◆ **Given exercise**
Take the data that follows and retype it word for word.

(Stored entries)
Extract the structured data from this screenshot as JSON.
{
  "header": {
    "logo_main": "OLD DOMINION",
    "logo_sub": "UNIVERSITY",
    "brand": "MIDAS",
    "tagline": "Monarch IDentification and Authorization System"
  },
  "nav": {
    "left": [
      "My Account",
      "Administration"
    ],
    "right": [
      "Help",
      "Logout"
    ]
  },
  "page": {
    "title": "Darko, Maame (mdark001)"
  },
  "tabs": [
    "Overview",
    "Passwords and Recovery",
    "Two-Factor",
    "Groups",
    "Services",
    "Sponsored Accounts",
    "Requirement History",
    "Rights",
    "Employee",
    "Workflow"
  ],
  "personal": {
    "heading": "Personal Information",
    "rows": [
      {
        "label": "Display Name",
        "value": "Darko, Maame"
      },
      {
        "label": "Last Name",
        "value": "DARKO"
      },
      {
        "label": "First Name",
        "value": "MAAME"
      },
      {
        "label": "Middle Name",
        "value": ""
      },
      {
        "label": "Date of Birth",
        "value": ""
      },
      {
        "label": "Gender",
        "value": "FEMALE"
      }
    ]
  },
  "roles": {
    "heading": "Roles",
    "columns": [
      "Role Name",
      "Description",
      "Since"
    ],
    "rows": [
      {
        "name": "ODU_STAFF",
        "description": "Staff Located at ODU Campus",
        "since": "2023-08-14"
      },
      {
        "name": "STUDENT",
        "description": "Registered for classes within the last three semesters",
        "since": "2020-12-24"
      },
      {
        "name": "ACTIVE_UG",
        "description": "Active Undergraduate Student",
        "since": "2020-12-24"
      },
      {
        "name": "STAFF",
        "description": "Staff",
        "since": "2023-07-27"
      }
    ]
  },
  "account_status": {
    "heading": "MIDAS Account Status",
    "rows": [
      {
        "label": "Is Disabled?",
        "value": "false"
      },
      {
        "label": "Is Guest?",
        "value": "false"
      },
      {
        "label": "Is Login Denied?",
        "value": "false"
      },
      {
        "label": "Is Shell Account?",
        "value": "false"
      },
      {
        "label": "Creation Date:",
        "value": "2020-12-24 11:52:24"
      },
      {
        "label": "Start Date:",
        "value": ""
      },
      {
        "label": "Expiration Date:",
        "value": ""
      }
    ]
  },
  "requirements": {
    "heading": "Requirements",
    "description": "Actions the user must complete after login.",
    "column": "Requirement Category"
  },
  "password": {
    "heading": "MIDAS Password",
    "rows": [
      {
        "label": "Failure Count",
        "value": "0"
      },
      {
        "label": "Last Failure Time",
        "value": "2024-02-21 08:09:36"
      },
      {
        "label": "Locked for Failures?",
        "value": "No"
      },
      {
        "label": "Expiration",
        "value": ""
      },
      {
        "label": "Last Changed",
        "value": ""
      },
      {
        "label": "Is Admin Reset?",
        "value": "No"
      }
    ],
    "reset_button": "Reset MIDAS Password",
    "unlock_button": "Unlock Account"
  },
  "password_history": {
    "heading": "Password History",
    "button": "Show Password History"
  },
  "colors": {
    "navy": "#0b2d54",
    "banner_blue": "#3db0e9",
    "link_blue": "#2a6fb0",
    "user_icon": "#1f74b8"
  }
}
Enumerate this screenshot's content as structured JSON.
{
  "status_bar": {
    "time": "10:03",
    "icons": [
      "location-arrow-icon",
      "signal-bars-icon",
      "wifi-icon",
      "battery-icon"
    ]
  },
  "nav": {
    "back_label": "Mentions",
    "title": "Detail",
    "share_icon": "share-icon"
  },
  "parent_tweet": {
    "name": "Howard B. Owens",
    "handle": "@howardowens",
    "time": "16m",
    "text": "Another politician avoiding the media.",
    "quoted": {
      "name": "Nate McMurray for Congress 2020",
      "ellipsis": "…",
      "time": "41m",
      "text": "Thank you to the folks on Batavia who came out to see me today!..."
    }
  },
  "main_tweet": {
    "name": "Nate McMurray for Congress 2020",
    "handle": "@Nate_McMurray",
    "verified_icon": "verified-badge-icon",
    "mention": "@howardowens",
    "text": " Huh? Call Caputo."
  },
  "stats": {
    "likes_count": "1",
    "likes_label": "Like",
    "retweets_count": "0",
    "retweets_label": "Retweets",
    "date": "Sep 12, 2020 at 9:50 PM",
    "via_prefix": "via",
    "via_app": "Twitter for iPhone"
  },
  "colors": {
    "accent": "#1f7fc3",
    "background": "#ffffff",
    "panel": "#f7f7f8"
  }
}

◆ **Response to this exercise**
Extract the structured data from this screenshot as JSON.
{
  "header": {
    "logo_main": "OLD DOMINION",
    "logo_sub": "UNIVERSITY",
    "brand": "MIDAS",
    "tagline": "Monarch IDentification and Authorization System"
  },
  "nav": {
    "left": [
      "My Account",
      "Administration"
    ],
    "right": [
      "Help",
      "Logout"
    ]
  },
  "page": {
    "title": "Darko, Maame (mdark001)"
  },
  "tabs": [
    "Overview",
    "Passwords and Recovery",
    "Two-Factor",
    "Groups",
    "Services",
    "Sponsored Accounts",
    "Requirement History",
    "Rights",
    "Employee",
    "Workflow"
  ],
  "personal": {
    "heading": "Personal Information",
    "rows": [
      {
        "label": "Display Name",
        "value": "Darko, Maame"
      },
      {
        "label": "Last Name",
        "value": "DARKO"
      },
      {
        "label": "First Name",
        "value": "MAAME"
      },
      {
        "label": "Middle Name",
        "value": ""
      },
      {
        "label": "Date of Birth",
        "value": ""
      },
      {
        "label": "Gender",
        "value": "FEMALE"
      }
    ]
  },
  "roles": {
    "heading": "Roles",
    "columns": [
      "Role Name",
      "Description",
      "Since"
    ],
    "rows": [
      {
        "name": "ODU_STAFF",
        "description": "Staff Located at ODU Campus",
        "since": "2023-08-14"
      },
      {
        "name": "STUDENT",
        "description": "Registered for classes within the last three semesters",
        "since": "2020-12-24"
      },
      {
        "name": "ACTIVE_UG",
        "description": "Active Undergraduate Student",
        "since": "2020-12-24"
      },
      {
        "name": "STAFF",
        "description": "Staff",
        "since": "2023-07-27"
      }
    ]
  },
  "account_status": {
    "heading": "MIDAS Account Status",
    "rows": [
      {
        "label": "Is Disabled?",
        "value": "false"
      },
      {
        "label": "Is Guest?",
        "value": "false"
      },
      {
        "label": "Is Login Denied?",
        "value": "false"
      },
      {
        "label": "Is Shell Account?",
        "value": "false"
      },
      {
        "label": "Creation Date:",
        "value": "2020-12-24 11:52:24"
      },
      {
        "label": "Start Date:",
        "value": ""
      },
      {
        "label": "Expiration Date:",
        "value": ""
      }
    ]
  },
  "requirements": {
    "heading": "Requirements",
    "description": "Actions the user must complete after login.",
    "column": "Requirement Category"
  },
  "password": {
    "heading": "MIDAS Password",
    "rows": [
      {
        "label": "Failure Count",
        "value": "0"
      },
      {
        "label": "Last Failure Time",
        "value": "2024-02-21 08:09:36"
      },
      {
        "label": "Locked for Failures?",
        "value": "No"
      },
      {
        "label": "Expiration",
        "value": ""
      },
      {
        "label": "Last Changed",
        "value": ""
      },
      {
        "label": "Is Admin Reset?",
        "value": "No"
      }
    ],
    "reset_button": "Reset MIDAS Password",
    "unlock_button": "Unlock Account"
  },
  "password_history": {
    "heading": "Password History",
    "button": "Show Password History"
  },
  "colors": {
    "navy": "#0b2d54",
    "banner_blue": "#3db0e9",
    "link_blue": "#2a6fb0",
    "user_icon": "#1f74b8"
  }
}
Enumerate this screenshot's content as structured JSON.
{
  "status_bar": {
    "time": "10:03",
    "icons": [
      "location-arrow-icon",
      "signal-bars-icon",
      "wifi-icon",
      "battery-icon"
    ]
  },
  "nav": {
    "back_label": "Mentions",
    "title": "Detail",
    "share_icon": "share-icon"
  },
  "parent_tweet": {
    "name": "Howard B. Owens",
    "handle": "@howardowens",
    "time": "16m",
    "text": "Another politician avoiding the media.",
    "quoted": {
      "name": "Nate McMurray for Congress 2020",
      "ellipsis": "…",
      "time": "41m",
      "text": "Thank you to the folks on Batavia who came out to see me today!..."
    }
  },
  "main_tweet": {
    "name": "Nate McMurray for Congress 2020",
    "handle": "@Nate_McMurray",
    "verified_icon": "verified-badge-icon",
    "mention": "@howardowens",
    "text": " Huh? Call Caputo."
  },
  "stats": {
    "likes_count": "1",
    "likes_label": "Like",
    "retweets_count": "0",
    "retweets_label": "Retweets",
    "date": "Sep 12, 2020 at 9:50 PM",
    "via_prefix": "via",
    "via_app": "Twitter for iPhone"
  },
  "colors": {
    "accent": "#1f7fc3",
    "background": "#ffffff",
    "panel": "#f7f7f8"
  }
}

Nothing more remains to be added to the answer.